REQUIRED WORK: Wherever the word "Angle" appears in a line, extract that line.

** begin ENTRIES PROVIDED **

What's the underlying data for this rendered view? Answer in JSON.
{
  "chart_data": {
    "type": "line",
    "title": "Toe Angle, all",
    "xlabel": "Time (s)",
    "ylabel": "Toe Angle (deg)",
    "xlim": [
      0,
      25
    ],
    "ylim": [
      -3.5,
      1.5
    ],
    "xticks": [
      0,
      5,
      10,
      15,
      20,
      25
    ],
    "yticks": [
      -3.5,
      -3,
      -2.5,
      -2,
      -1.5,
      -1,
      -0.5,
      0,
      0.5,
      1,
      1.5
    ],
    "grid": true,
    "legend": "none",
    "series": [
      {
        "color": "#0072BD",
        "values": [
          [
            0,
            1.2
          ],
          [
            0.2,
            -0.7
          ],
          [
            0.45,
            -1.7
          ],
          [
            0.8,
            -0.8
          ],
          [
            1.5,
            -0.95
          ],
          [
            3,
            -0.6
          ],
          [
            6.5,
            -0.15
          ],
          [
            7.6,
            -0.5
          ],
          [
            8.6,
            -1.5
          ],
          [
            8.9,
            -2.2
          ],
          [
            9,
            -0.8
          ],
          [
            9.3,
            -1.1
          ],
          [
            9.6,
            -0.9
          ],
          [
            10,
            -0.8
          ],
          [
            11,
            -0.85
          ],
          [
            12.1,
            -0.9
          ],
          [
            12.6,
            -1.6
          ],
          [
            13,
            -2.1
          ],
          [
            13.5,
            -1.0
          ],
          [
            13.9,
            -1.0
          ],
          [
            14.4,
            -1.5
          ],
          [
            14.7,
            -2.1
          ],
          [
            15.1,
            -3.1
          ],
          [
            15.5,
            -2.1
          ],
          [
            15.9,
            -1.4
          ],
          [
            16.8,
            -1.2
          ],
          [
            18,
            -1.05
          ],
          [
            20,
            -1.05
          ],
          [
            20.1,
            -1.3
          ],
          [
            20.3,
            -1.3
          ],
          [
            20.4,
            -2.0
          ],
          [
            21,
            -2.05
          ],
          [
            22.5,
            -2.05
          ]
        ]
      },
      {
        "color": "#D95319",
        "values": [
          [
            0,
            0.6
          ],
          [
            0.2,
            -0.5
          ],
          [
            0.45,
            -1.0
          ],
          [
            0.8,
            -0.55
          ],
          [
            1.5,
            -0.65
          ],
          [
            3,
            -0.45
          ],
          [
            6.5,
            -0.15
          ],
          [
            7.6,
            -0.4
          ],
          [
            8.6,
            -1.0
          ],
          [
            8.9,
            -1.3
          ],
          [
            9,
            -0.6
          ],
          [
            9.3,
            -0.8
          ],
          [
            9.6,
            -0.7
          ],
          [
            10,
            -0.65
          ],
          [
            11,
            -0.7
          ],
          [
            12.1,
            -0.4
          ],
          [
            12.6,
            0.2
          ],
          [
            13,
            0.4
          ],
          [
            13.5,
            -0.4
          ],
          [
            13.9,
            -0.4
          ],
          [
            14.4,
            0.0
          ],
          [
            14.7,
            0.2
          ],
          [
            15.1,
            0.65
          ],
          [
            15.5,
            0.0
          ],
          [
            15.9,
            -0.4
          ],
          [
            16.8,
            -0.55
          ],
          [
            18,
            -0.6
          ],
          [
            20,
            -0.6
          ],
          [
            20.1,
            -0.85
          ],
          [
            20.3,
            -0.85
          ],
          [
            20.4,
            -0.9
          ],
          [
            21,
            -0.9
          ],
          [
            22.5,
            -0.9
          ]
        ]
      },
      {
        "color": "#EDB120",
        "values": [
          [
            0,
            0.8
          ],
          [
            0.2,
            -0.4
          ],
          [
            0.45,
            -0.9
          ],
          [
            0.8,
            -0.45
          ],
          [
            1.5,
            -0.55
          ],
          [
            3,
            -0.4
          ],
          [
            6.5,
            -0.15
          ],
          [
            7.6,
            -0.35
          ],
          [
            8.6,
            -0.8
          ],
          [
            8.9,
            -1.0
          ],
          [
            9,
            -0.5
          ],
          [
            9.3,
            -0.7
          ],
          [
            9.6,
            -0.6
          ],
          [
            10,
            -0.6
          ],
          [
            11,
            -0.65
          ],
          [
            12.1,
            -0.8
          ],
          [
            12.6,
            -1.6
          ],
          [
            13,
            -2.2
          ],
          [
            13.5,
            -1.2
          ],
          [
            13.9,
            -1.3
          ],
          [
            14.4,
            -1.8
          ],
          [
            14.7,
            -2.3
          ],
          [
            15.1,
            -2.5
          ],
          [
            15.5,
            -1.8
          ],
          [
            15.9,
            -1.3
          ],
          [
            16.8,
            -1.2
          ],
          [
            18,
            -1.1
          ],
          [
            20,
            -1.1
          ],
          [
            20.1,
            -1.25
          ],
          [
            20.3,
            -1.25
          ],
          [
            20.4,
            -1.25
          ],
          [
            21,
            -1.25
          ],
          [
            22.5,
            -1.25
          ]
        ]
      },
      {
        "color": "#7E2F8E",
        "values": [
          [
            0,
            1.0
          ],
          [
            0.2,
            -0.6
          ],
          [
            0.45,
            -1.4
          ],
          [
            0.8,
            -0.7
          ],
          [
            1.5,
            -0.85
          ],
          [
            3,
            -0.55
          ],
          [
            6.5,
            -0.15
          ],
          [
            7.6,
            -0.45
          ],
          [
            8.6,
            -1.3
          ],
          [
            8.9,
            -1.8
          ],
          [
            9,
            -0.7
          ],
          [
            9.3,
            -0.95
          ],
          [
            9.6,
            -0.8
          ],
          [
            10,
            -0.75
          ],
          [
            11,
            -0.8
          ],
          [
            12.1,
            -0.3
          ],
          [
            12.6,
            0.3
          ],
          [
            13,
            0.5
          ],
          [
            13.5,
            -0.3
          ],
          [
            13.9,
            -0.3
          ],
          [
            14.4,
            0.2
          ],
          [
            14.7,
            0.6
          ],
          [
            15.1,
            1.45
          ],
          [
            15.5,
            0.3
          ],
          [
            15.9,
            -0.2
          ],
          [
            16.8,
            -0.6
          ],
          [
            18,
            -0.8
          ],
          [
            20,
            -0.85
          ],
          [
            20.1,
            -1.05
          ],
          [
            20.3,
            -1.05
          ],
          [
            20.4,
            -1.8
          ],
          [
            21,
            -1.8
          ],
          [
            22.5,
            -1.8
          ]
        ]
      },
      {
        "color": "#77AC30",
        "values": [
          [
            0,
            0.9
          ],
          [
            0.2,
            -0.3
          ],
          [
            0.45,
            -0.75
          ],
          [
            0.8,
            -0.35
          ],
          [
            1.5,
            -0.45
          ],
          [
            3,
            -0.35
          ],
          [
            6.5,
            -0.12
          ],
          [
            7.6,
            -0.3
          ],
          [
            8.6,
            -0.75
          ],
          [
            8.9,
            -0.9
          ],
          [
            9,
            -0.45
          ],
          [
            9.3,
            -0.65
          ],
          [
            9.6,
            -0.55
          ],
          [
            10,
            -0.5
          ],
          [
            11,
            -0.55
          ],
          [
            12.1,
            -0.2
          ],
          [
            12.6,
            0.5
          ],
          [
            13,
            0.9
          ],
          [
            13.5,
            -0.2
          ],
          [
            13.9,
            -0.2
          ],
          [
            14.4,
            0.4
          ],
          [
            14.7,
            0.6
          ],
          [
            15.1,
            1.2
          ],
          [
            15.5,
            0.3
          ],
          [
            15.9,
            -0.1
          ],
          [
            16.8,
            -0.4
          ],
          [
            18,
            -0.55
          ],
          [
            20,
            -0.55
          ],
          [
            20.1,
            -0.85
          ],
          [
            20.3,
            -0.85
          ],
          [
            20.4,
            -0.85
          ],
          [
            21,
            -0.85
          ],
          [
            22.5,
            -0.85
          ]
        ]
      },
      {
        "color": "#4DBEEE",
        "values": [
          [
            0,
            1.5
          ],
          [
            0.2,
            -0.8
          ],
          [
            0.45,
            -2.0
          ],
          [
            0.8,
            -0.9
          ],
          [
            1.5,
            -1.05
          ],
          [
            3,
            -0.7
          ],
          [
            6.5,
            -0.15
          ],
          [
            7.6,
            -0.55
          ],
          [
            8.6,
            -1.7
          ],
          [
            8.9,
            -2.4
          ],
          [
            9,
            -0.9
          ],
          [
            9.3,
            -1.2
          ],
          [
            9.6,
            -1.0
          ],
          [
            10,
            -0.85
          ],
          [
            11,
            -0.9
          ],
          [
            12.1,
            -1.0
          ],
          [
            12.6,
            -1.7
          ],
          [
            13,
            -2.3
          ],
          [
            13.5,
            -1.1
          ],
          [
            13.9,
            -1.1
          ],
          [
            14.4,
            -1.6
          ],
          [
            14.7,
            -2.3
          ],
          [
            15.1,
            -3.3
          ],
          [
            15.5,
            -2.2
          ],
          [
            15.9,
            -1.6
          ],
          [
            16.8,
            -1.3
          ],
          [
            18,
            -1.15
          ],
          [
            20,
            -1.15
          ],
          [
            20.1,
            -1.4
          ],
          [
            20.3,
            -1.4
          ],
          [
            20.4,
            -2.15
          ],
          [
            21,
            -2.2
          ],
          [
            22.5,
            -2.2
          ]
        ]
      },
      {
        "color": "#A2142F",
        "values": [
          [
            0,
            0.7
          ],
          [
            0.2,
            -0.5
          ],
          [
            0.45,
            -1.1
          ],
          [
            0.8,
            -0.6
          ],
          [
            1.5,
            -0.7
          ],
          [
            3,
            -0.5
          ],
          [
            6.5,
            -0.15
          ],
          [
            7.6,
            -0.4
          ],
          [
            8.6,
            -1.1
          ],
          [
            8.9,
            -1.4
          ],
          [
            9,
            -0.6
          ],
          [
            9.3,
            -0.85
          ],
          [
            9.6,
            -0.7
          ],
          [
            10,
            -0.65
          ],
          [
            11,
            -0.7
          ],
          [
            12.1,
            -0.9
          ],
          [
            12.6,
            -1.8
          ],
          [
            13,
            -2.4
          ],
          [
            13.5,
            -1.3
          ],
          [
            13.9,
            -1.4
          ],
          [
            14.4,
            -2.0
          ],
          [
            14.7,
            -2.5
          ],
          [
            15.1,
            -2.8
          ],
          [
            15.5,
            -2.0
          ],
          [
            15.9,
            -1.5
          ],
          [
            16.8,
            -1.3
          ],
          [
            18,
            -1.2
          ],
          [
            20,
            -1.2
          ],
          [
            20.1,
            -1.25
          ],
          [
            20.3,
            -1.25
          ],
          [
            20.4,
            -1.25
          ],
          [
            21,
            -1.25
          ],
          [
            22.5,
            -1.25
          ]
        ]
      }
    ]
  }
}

** end ENTRIES PROVIDED **

EXERCISE RESPONSE:
    "title": "Toe Angle, all",
    "ylabel": "Toe Angle (deg)",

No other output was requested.